To be done — Exclude the pictures and reproduce the remaining data exactly as written.

--- --- ---

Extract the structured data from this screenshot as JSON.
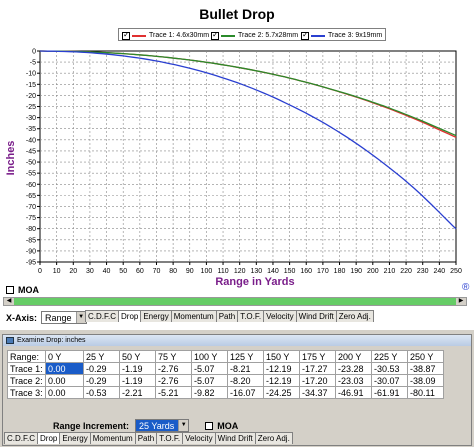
{
  "chart_data": {
    "type": "line",
    "title": "Bullet Drop",
    "xlabel": "Range in Yards",
    "ylabel": "Inches",
    "xlim": [
      0,
      250
    ],
    "ylim": [
      -95,
      0
    ],
    "xticks": [
      0,
      10,
      20,
      30,
      40,
      50,
      60,
      70,
      80,
      90,
      100,
      110,
      120,
      130,
      140,
      150,
      160,
      170,
      180,
      190,
      200,
      210,
      220,
      230,
      240,
      250
    ],
    "yticks": [
      0,
      -5,
      -10,
      -15,
      -20,
      -25,
      -30,
      -35,
      -40,
      -45,
      -50,
      -55,
      -60,
      -65,
      -70,
      -75,
      -80,
      -85,
      -90,
      -95
    ],
    "grid": true,
    "legend_position": "top",
    "series": [
      {
        "name": "Trace 1: 4.6x30mm",
        "color": "#e03030",
        "x": [
          0,
          25,
          50,
          75,
          100,
          125,
          150,
          175,
          200,
          225,
          250
        ],
        "y": [
          0.0,
          -0.29,
          -1.19,
          -2.76,
          -5.07,
          -8.21,
          -12.19,
          -17.27,
          -23.28,
          -30.53,
          -38.87
        ]
      },
      {
        "name": "Trace 2: 5.7x28mm",
        "color": "#2a8a2a",
        "x": [
          0,
          25,
          50,
          75,
          100,
          125,
          150,
          175,
          200,
          225,
          250
        ],
        "y": [
          0.0,
          -0.29,
          -1.19,
          -2.76,
          -5.07,
          -8.2,
          -12.19,
          -17.2,
          -23.03,
          -30.07,
          -38.09
        ]
      },
      {
        "name": "Trace 3: 9x19mm",
        "color": "#2a3fd0",
        "x": [
          0,
          25,
          50,
          75,
          100,
          125,
          150,
          175,
          200,
          225,
          250
        ],
        "y": [
          0.0,
          -0.53,
          -2.21,
          -5.21,
          -9.82,
          -16.07,
          -24.25,
          -34.37,
          -46.91,
          -61.91,
          -80.11
        ]
      }
    ]
  },
  "legend": {
    "items": [
      {
        "label": "Trace 1: 4.6x30mm",
        "checked": true
      },
      {
        "label": "Trace 2: 5.7x28mm",
        "checked": true
      },
      {
        "label": "Trace 3: 9x19mm",
        "checked": true
      }
    ]
  },
  "moa_label": "MOA",
  "reset_icon": "®",
  "xaxis": {
    "label": "X-Axis:",
    "selected": "Range"
  },
  "top_tabs": [
    "C.D.F.C",
    "Drop",
    "Energy",
    "Momentum",
    "Path",
    "T.O.F.",
    "Velocity",
    "Wind Drift",
    "Zero Adj."
  ],
  "top_active_tab": "Drop",
  "window_title": "Examine Drop: inches",
  "table": {
    "headers": [
      "Range:",
      "0 Y",
      "25 Y",
      "50 Y",
      "75 Y",
      "100 Y",
      "125 Y",
      "150 Y",
      "175 Y",
      "200 Y",
      "225 Y",
      "250 Y"
    ],
    "rows": [
      {
        "label": "Trace 1:",
        "values": [
          "0.00",
          "-0.29",
          "-1.19",
          "-2.76",
          "-5.07",
          "-8.21",
          "-12.19",
          "-17.27",
          "-23.28",
          "-30.53",
          "-38.87"
        ]
      },
      {
        "label": "Trace 2:",
        "values": [
          "0.00",
          "-0.29",
          "-1.19",
          "-2.76",
          "-5.07",
          "-8.20",
          "-12.19",
          "-17.20",
          "-23.03",
          "-30.07",
          "-38.09"
        ]
      },
      {
        "label": "Trace 3:",
        "values": [
          "0.00",
          "-0.53",
          "-2.21",
          "-5.21",
          "-9.82",
          "-16.07",
          "-24.25",
          "-34.37",
          "-46.91",
          "-61.91",
          "-80.11"
        ]
      }
    ]
  },
  "range_increment": {
    "label": "Range Increment:",
    "selected": "25 Yards"
  },
  "bottom_moa_label": "MOA",
  "bottom_tabs": [
    "C.D.F.C",
    "Drop",
    "Energy",
    "Momentum",
    "Path",
    "T.O.F.",
    "Velocity",
    "Wind Drift",
    "Zero Adj."
  ],
  "bottom_active_tab": "Drop"
}
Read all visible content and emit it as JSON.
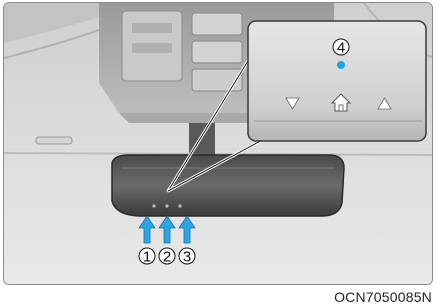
{
  "figure": {
    "caption_code": "OCN7050085N",
    "callouts": [
      {
        "label": "1",
        "part": "button"
      },
      {
        "label": "2",
        "part": "button"
      },
      {
        "label": "3",
        "part": "button"
      }
    ],
    "inset": {
      "indicator_label": "4",
      "indicator_color": "#1aa3e8",
      "icons": [
        "down-triangle-icon",
        "home-icon",
        "up-triangle-icon"
      ]
    },
    "arrow_color": "#2aa7e6"
  }
}
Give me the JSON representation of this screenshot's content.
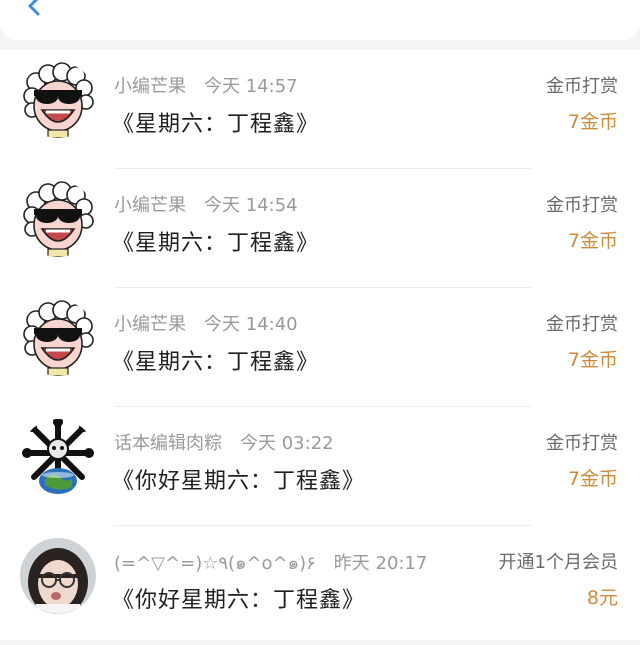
{
  "colors": {
    "accent": "#3a8ee6",
    "amount": "#d08a3c"
  },
  "header": {
    "back_icon": "chevron-left-icon"
  },
  "items": [
    {
      "name": "小编芒果",
      "time": "今天 14:57",
      "title": "《星期六：丁程鑫》",
      "action": "金币打赏",
      "amount": "7金币",
      "avatar": "sheep-sunglasses"
    },
    {
      "name": "小编芒果",
      "time": "今天 14:54",
      "title": "《星期六：丁程鑫》",
      "action": "金币打赏",
      "amount": "7金币",
      "avatar": "sheep-sunglasses"
    },
    {
      "name": "小编芒果",
      "time": "今天 14:40",
      "title": "《星期六：丁程鑫》",
      "action": "金币打赏",
      "amount": "7金币",
      "avatar": "sheep-sunglasses"
    },
    {
      "name": "话本编辑肉粽",
      "time": "今天 03:22",
      "title": "《你好星期六：丁程鑫》",
      "action": "金币打赏",
      "amount": "7金币",
      "avatar": "earth-skull"
    },
    {
      "name": "(=^▽^=)☆٩(๑^o^๑)۶",
      "time": "昨天 20:17",
      "title": "《你好星期六：丁程鑫》",
      "action": "开通1个月会员",
      "amount": "8元",
      "avatar": "girl-photo"
    }
  ]
}
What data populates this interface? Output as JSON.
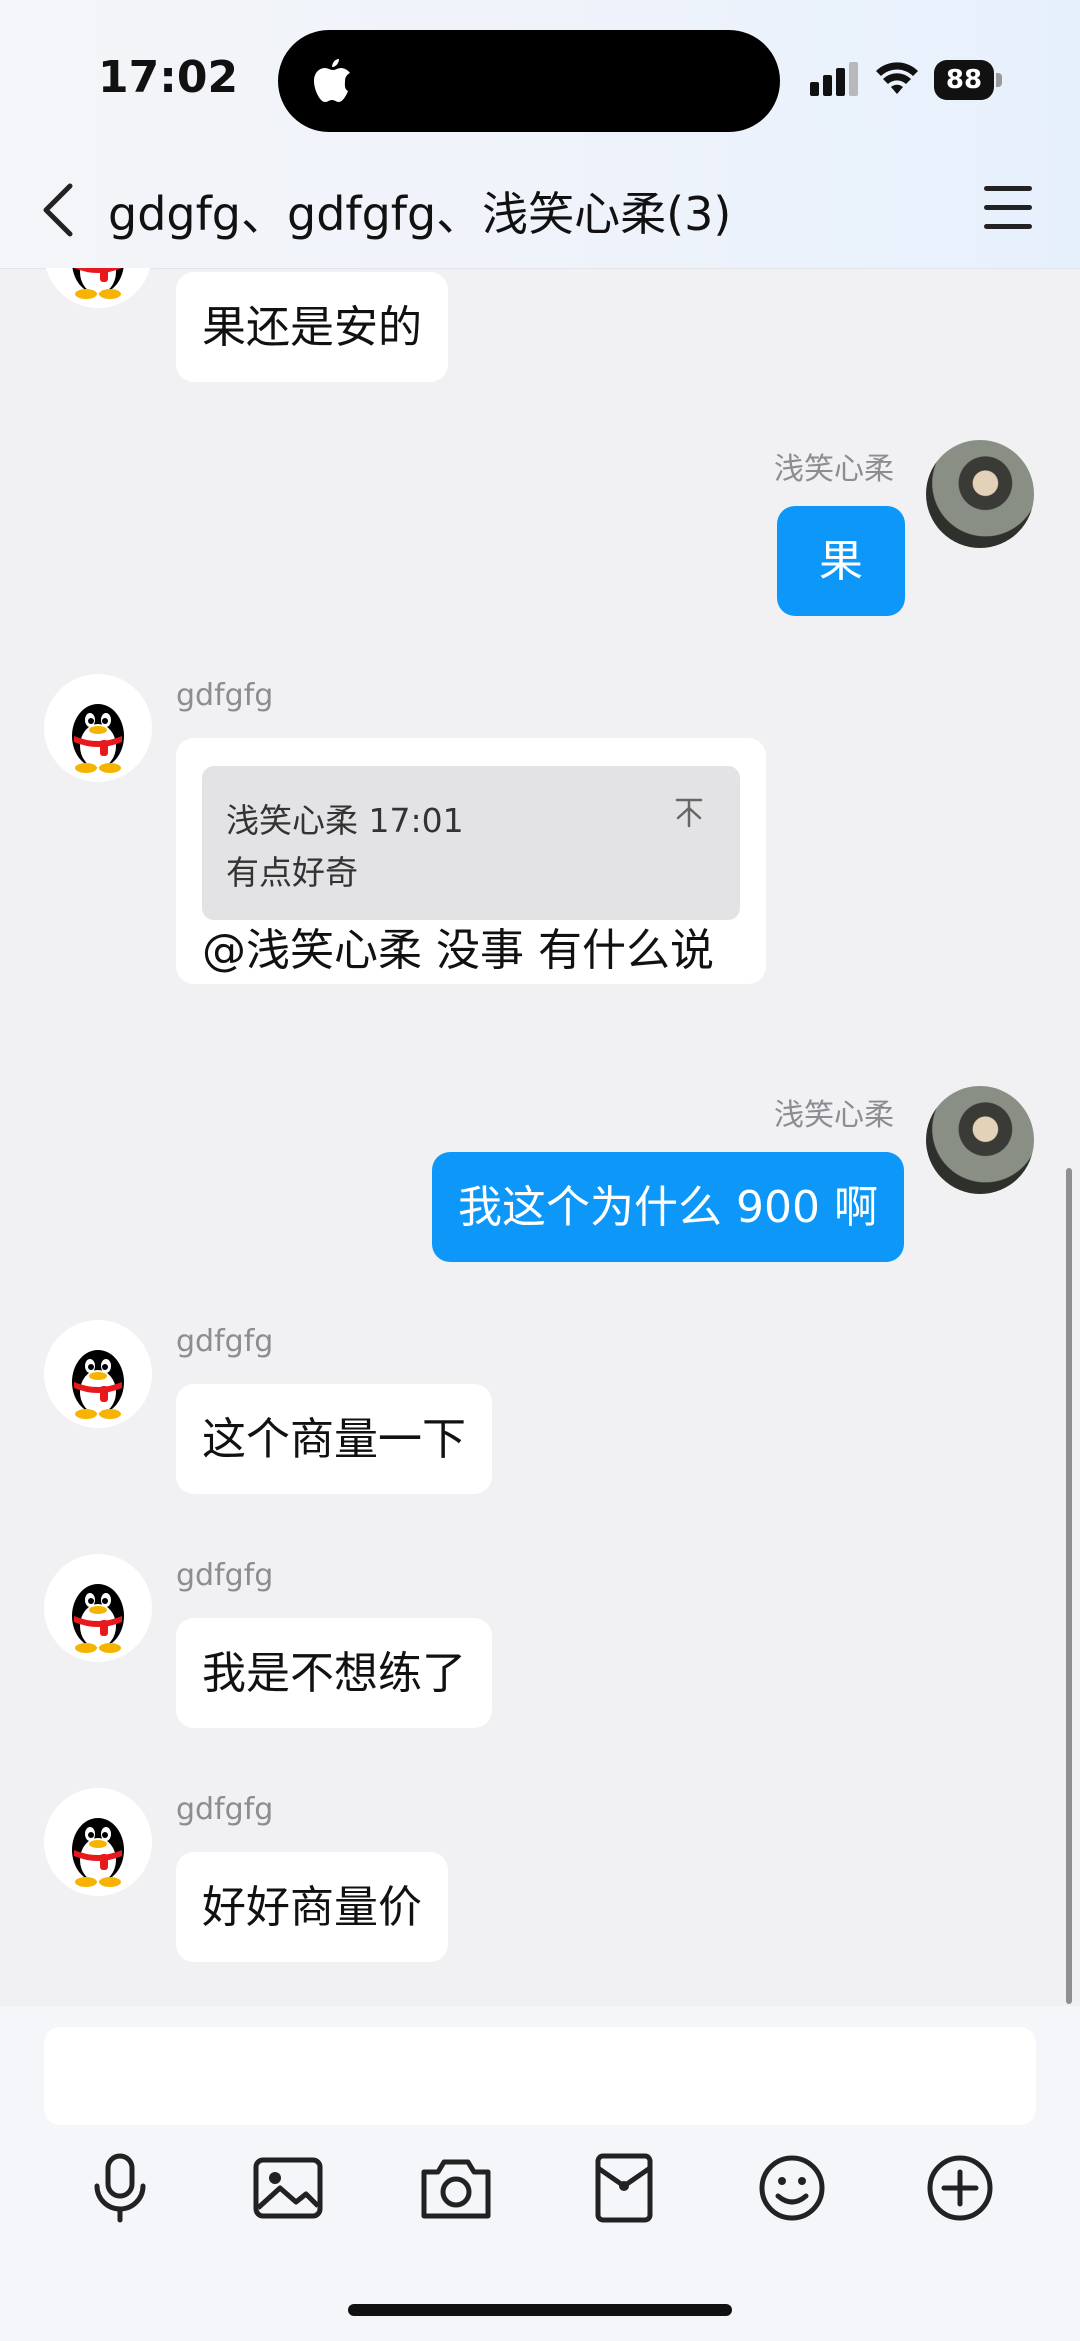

--- --- ---

Task result —
Extract the structured data from this screenshot as JSON.
{
  "chart_data": {
    "type": "line",
    "title": "Bullet Drop",
    "xlabel": "Range in Yards",
    "ylabel": "Inches",
    "xlim": [
      0,
      250
    ],
    "ylim": [
      -95,
      0
    ],
    "xticks": [
      0,
      10,
      20,
      30,
      40,
      50,
      60,
      70,
      80,
      90,
      100,
      110,
      120,
      130,
      140,
      150,
      160,
      170,
      180,
      190,
      200,
      210,
      220,
      230,
      240,
      250
    ],
    "yticks": [
      0,
      -5,
      -10,
      -15,
      -20,
      -25,
      -30,
      -35,
      -40,
      -45,
      -50,
      -55,
      -60,
      -65,
      -70,
      -75,
      -80,
      -85,
      -90,
      -95
    ],
    "grid": true,
    "legend_position": "top",
    "series": [
      {
        "name": "Trace 1: 4.6x30mm",
        "color": "#e03030",
        "x": [
          0,
          25,
          50,
          75,
          100,
          125,
          150,
          175,
          200,
          225,
          250
        ],
        "y": [
          0.0,
          -0.29,
          -1.19,
          -2.76,
          -5.07,
          -8.21,
          -12.19,
          -17.27,
          -23.28,
          -30.53,
          -38.87
        ]
      },
      {
        "name": "Trace 2: 5.7x28mm",
        "color": "#2a8a2a",
        "x": [
          0,
          25,
          50,
          75,
          100,
          125,
          150,
          175,
          200,
          225,
          250
        ],
        "y": [
          0.0,
          -0.29,
          -1.19,
          -2.76,
          -5.07,
          -8.2,
          -12.19,
          -17.2,
          -23.03,
          -30.07,
          -38.09
        ]
      },
      {
        "name": "Trace 3: 9x19mm",
        "color": "#2a3fd0",
        "x": [
          0,
          25,
          50,
          75,
          100,
          125,
          150,
          175,
          200,
          225,
          250
        ],
        "y": [
          0.0,
          -0.53,
          -2.21,
          -5.21,
          -9.82,
          -16.07,
          -24.25,
          -34.37,
          -46.91,
          -61.91,
          -80.11
        ]
      }
    ]
  },
  "legend": {
    "items": [
      {
        "label": "Trace 1: 4.6x30mm",
        "checked": true
      },
      {
        "label": "Trace 2: 5.7x28mm",
        "checked": true
      },
      {
        "label": "Trace 3: 9x19mm",
        "checked": true
      }
    ]
  },
  "moa_label": "MOA",
  "reset_icon": "®",
  "xaxis": {
    "label": "X-Axis:",
    "selected": "Range"
  },
  "top_tabs": [
    "C.D.F.C",
    "Drop",
    "Energy",
    "Momentum",
    "Path",
    "T.O.F.",
    "Velocity",
    "Wind Drift",
    "Zero Adj."
  ],
  "top_active_tab": "Drop",
  "window_title": "Examine Drop: inches",
  "table": {
    "headers": [
      "Range:",
      "0 Y",
      "25 Y",
      "50 Y",
      "75 Y",
      "100 Y",
      "125 Y",
      "150 Y",
      "175 Y",
      "200 Y",
      "225 Y",
      "250 Y"
    ],
    "rows": [
      {
        "label": "Trace 1:",
        "values": [
          "0.00",
          "-0.29",
          "-1.19",
          "-2.76",
          "-5.07",
          "-8.21",
          "-12.19",
          "-17.27",
          "-23.28",
          "-30.53",
          "-38.87"
        ]
      },
      {
        "label": "Trace 2:",
        "values": [
          "0.00",
          "-0.29",
          "-1.19",
          "-2.76",
          "-5.07",
          "-8.20",
          "-12.19",
          "-17.20",
          "-23.03",
          "-30.07",
          "-38.09"
        ]
      },
      {
        "label": "Trace 3:",
        "values": [
          "0.00",
          "-0.53",
          "-2.21",
          "-5.21",
          "-9.82",
          "-16.07",
          "-24.25",
          "-34.37",
          "-46.91",
          "-61.91",
          "-80.11"
        ]
      }
    ]
  },
  "range_increment": {
    "label": "Range Increment:",
    "selected": "25 Yards"
  },
  "bottom_moa_label": "MOA",
  "bottom_tabs": [
    "C.D.F.C",
    "Drop",
    "Energy",
    "Momentum",
    "Path",
    "T.O.F.",
    "Velocity",
    "Wind Drift",
    "Zero Adj."
  ],
  "bottom_active_tab": "Drop"
}
Read all visible content and emit it as JSON.
{
  "figure": {
    "caption_code": "OCN7050085N",
    "callouts": [
      {
        "label": "1",
        "part": "button"
      },
      {
        "label": "2",
        "part": "button"
      },
      {
        "label": "3",
        "part": "button"
      }
    ],
    "inset": {
      "indicator_label": "4",
      "indicator_color": "#1aa3e8",
      "icons": [
        "down-triangle-icon",
        "home-icon",
        "up-triangle-icon"
      ]
    },
    "arrow_color": "#2aa7e6"
  }
}
Give me the JSON representation of this screenshot's content.
{
  "colors": {
    "accent": "#3a8ee6",
    "amount": "#d08a3c"
  },
  "header": {
    "back_icon": "chevron-left-icon"
  },
  "items": [
    {
      "name": "小编芒果",
      "time": "今天 14:57",
      "title": "《星期六：丁程鑫》",
      "action": "金币打赏",
      "amount": "7金币",
      "avatar": "sheep-sunglasses"
    },
    {
      "name": "小编芒果",
      "time": "今天 14:54",
      "title": "《星期六：丁程鑫》",
      "action": "金币打赏",
      "amount": "7金币",
      "avatar": "sheep-sunglasses"
    },
    {
      "name": "小编芒果",
      "time": "今天 14:40",
      "title": "《星期六：丁程鑫》",
      "action": "金币打赏",
      "amount": "7金币",
      "avatar": "sheep-sunglasses"
    },
    {
      "name": "话本编辑肉粽",
      "time": "今天 03:22",
      "title": "《你好星期六：丁程鑫》",
      "action": "金币打赏",
      "amount": "7金币",
      "avatar": "earth-skull"
    },
    {
      "name": "(=^▽^=)☆٩(๑^o^๑)۶",
      "time": "昨天 20:17",
      "title": "《你好星期六：丁程鑫》",
      "action": "开通1个月会员",
      "amount": "8元",
      "avatar": "girl-photo"
    }
  ]
}
What data populates this interface? Output as JSON.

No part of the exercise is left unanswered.